- [Task to carry out]: Copy all lines below containing "exponent".

[Records excerpted from a collection]
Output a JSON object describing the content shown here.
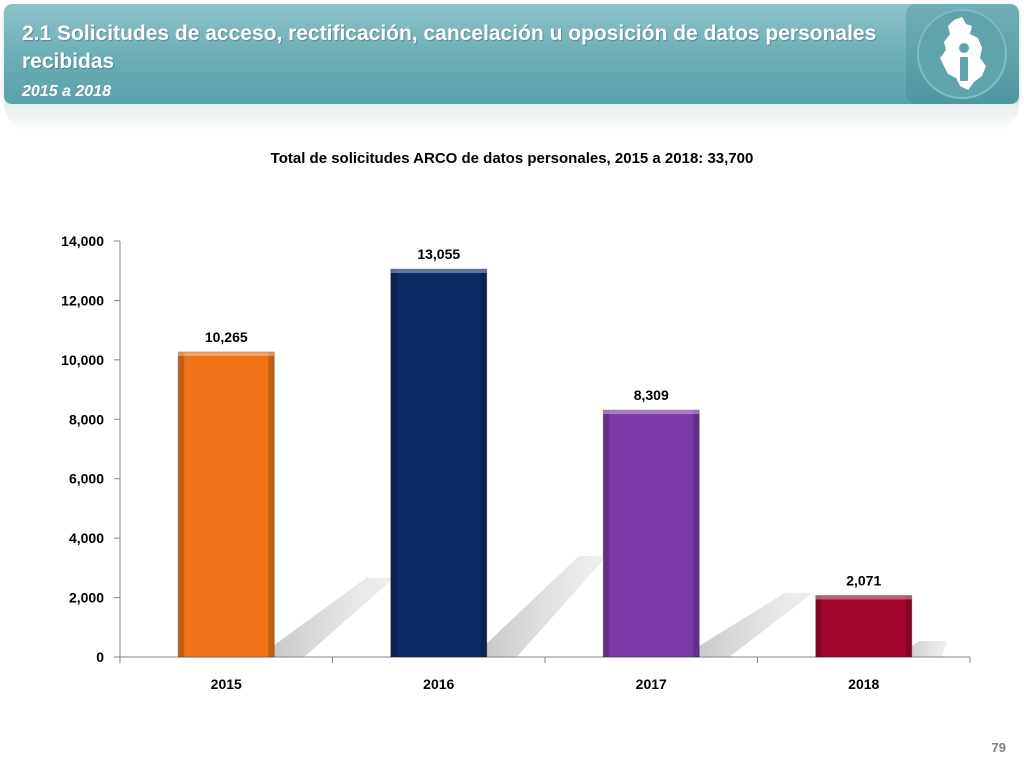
{
  "header": {
    "title": "2.1 Solicitudes de acceso, rectificación, cancelación u oposición de datos personales recibidas",
    "subtitle": "2015 a 2018",
    "logo_icon": "cdmx-map-info-icon"
  },
  "chart_data": {
    "type": "bar",
    "title": "Total de solicitudes ARCO de datos personales, 2015 a 2018: 33,700",
    "categories": [
      "2015",
      "2016",
      "2017",
      "2018"
    ],
    "values": [
      10265,
      13055,
      8309,
      2071
    ],
    "value_labels": [
      "10,265",
      "13,055",
      "8,309",
      "2,071"
    ],
    "colors": [
      "#f07317",
      "#0d2a67",
      "#7a3aa8",
      "#a2062f"
    ],
    "ylim": [
      0,
      14000
    ],
    "yticks": [
      0,
      2000,
      4000,
      6000,
      8000,
      10000,
      12000,
      14000
    ],
    "ytick_labels": [
      "0",
      "2,000",
      "4,000",
      "6,000",
      "8,000",
      "10,000",
      "12,000",
      "14,000"
    ],
    "xlabel": "",
    "ylabel": "",
    "grid": false,
    "legend": "none"
  },
  "footer": {
    "page_number": "79"
  }
}
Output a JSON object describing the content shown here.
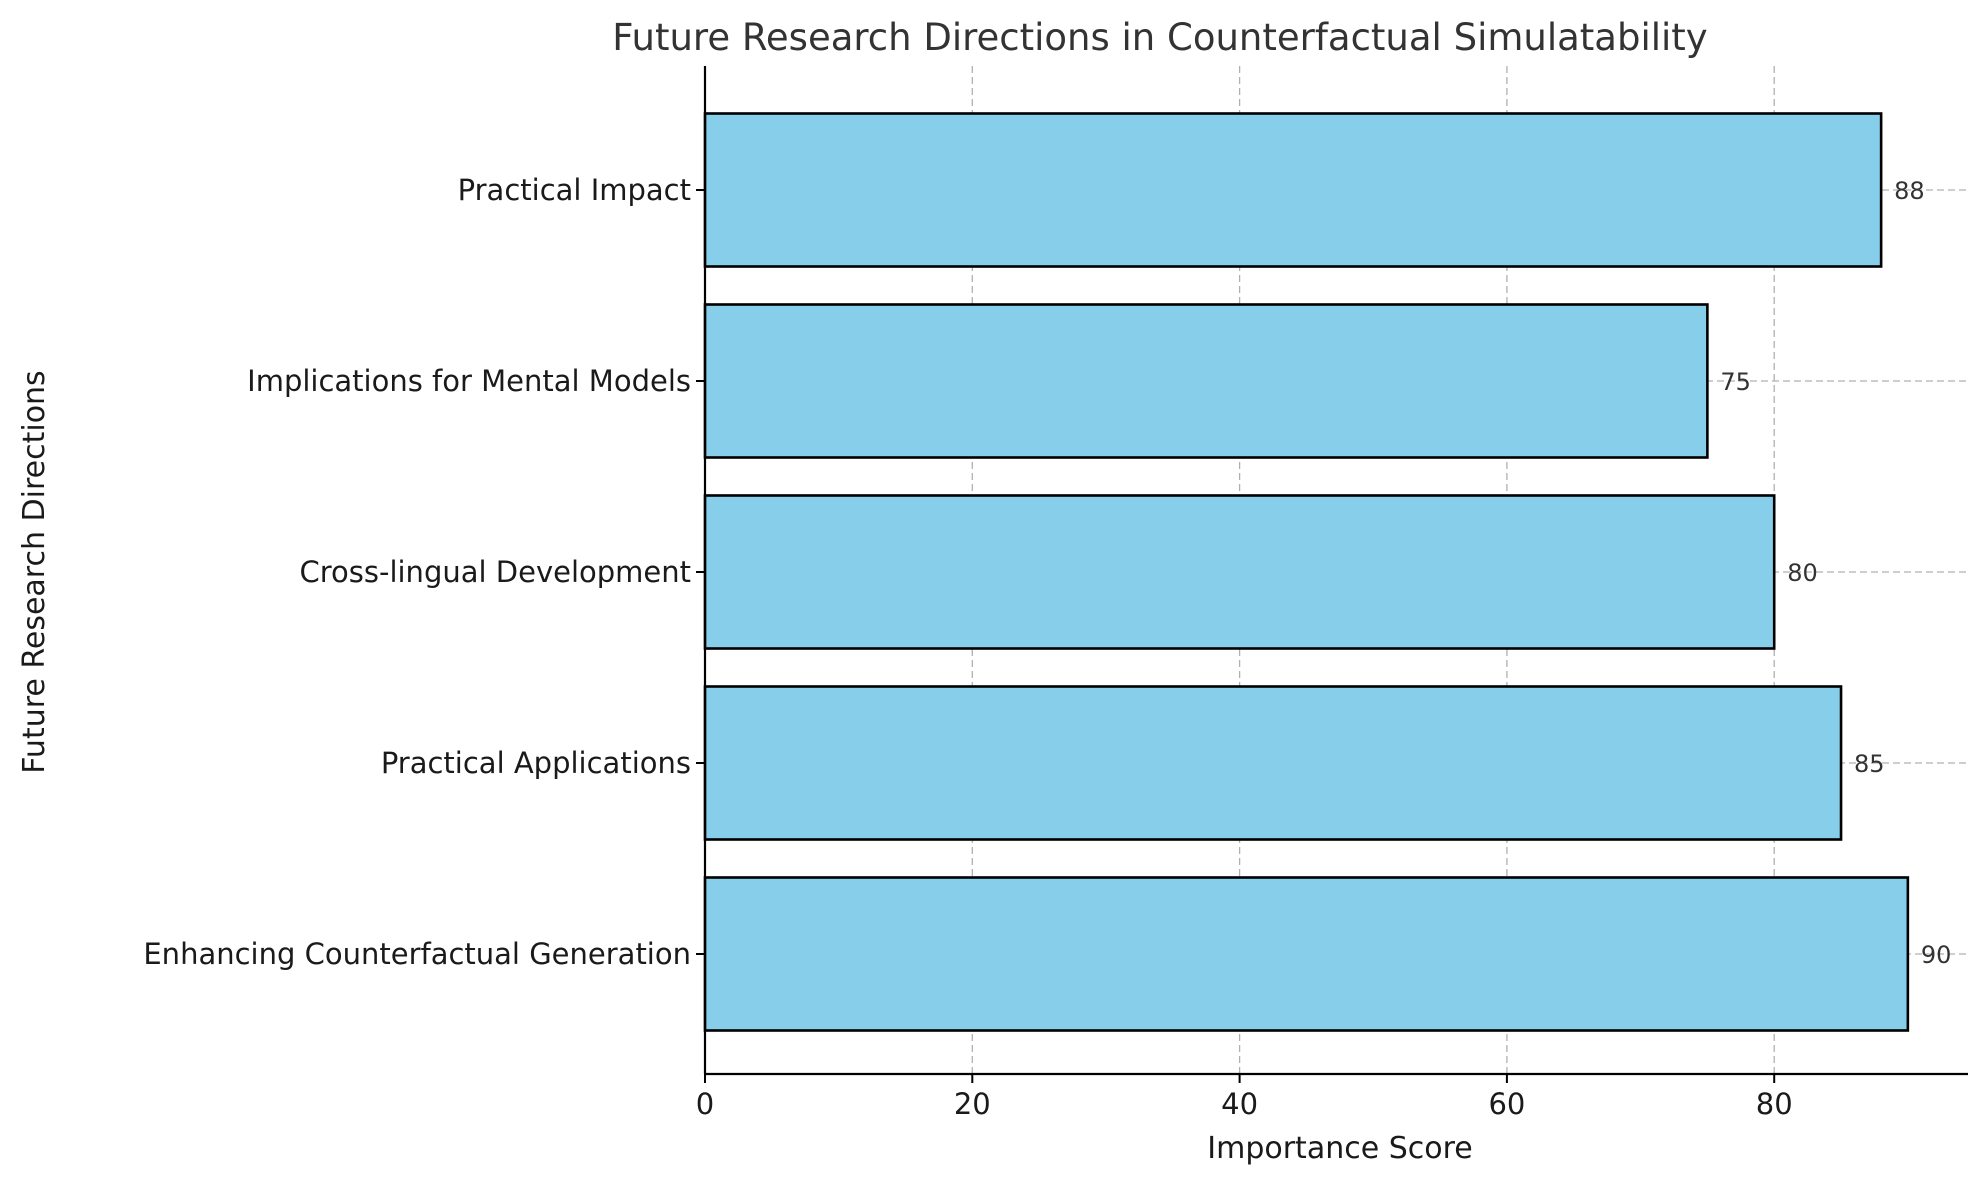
{
  "chart_data": {
    "type": "bar",
    "orientation": "horizontal",
    "title": "Future Research Directions in Counterfactual Simulatability",
    "xlabel": "Importance Score",
    "ylabel": "Future Research Directions",
    "categories": [
      "Enhancing Counterfactual Generation",
      "Practical Applications",
      "Cross-lingual Development",
      "Implications for Mental Models",
      "Practical Impact"
    ],
    "values": [
      90,
      85,
      80,
      75,
      88
    ],
    "data_labels": [
      "90",
      "85",
      "80",
      "75",
      "88"
    ],
    "xlim": [
      0,
      94.5
    ],
    "xticks": [
      0,
      20,
      40,
      60,
      80
    ],
    "xtick_labels": [
      "0",
      "20",
      "40",
      "60",
      "80"
    ],
    "grid": true,
    "bar_color": "#87ceeb",
    "edge_color": "#000000"
  }
}
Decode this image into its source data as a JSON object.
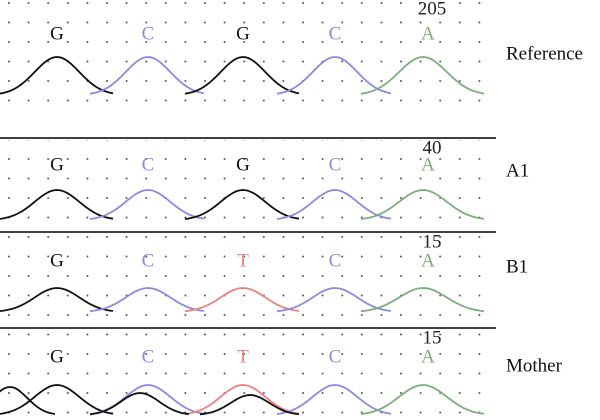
{
  "base_colors": {
    "G": "#111111",
    "C": "#8a8ae6",
    "T": "#ea8282",
    "A": "#7aae7a"
  },
  "panels": [
    {
      "position": "205",
      "bases": [
        "G",
        "C",
        "G",
        "C",
        "A"
      ],
      "label": "Reference"
    },
    {
      "position": "40",
      "bases": [
        "G",
        "C",
        "G",
        "C",
        "A"
      ],
      "label": "A1"
    },
    {
      "position": "15",
      "bases": [
        "G",
        "C",
        "T",
        "C",
        "A"
      ],
      "label": "B1"
    },
    {
      "position": "15",
      "bases": [
        "G",
        "C",
        "T",
        "C",
        "A"
      ],
      "label": "Mother"
    }
  ]
}
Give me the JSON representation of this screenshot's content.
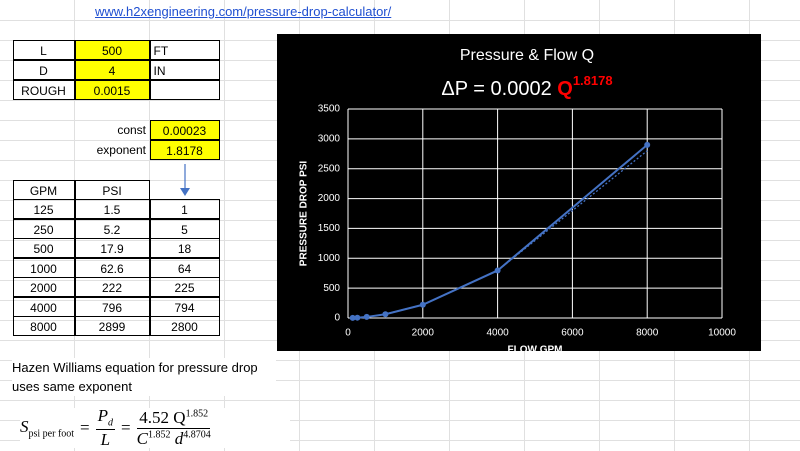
{
  "link": "www.h2xengineering.com/pressure-drop-calculator/",
  "inputs": [
    [
      "L",
      "500",
      "FT"
    ],
    [
      "D",
      "4",
      "IN"
    ],
    [
      "ROUGH",
      "0.0015"
    ]
  ],
  "fit": [
    [
      "const",
      "0.00023"
    ],
    [
      "exponent",
      "1.8178"
    ]
  ],
  "table": {
    "header": [
      "GPM",
      "PSI"
    ],
    "rows": [
      [
        "125",
        "1.5",
        "1"
      ],
      [
        "250",
        "5.2",
        "5"
      ],
      [
        "500",
        "17.9",
        "18"
      ],
      [
        "1000",
        "62.6",
        "64"
      ],
      [
        "2000",
        "222",
        "225"
      ],
      [
        "4000",
        "796",
        "794"
      ],
      [
        "8000",
        "2899",
        "2800"
      ]
    ]
  },
  "note": [
    "Hazen Williams equation for pressure drop",
    "uses same exponent"
  ],
  "formula": {
    "lhs": "S",
    "lhs_sub": "psi per foot",
    "num": "P",
    "num_sub": "d",
    "den": "L",
    "coef": "4.52 Q",
    "coef_exp": "1.852",
    "c": "C",
    "c_exp": "1.852",
    "d": "d",
    "d_exp": "4.8704"
  },
  "chart_data": {
    "type": "line",
    "title": "Pressure & Flow Q",
    "equation": {
      "text": "ΔP = 0.0002",
      "var": "Q",
      "exponent": "1.8178",
      "color": "#ff0000"
    },
    "x_label": "FLOW GPM",
    "y_label": "PRESSURE DROP PSI",
    "x": [
      125,
      250,
      500,
      1000,
      2000,
      4000,
      8000
    ],
    "series": [
      {
        "color": "#4472c4",
        "values": [
          1.5,
          5.2,
          17.9,
          62.6,
          222,
          796,
          2899
        ],
        "markers": true,
        "dashed": false
      },
      {
        "color": "#4472c4",
        "values": [
          1,
          5,
          18,
          64,
          225,
          794,
          2800
        ],
        "markers": false,
        "dashed": true
      }
    ],
    "xlim": [
      0,
      10000
    ],
    "xticks": [
      0,
      2000,
      4000,
      6000,
      8000,
      10000
    ],
    "ylim": [
      0,
      3500
    ],
    "yticks": [
      0,
      500,
      1000,
      1500,
      2000,
      2500,
      3000,
      3500
    ],
    "grid": true,
    "background": "#000000"
  }
}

- [Solution to this task]:
      "exponent",
    "uses same exponent"
      "exponent": "1.8178",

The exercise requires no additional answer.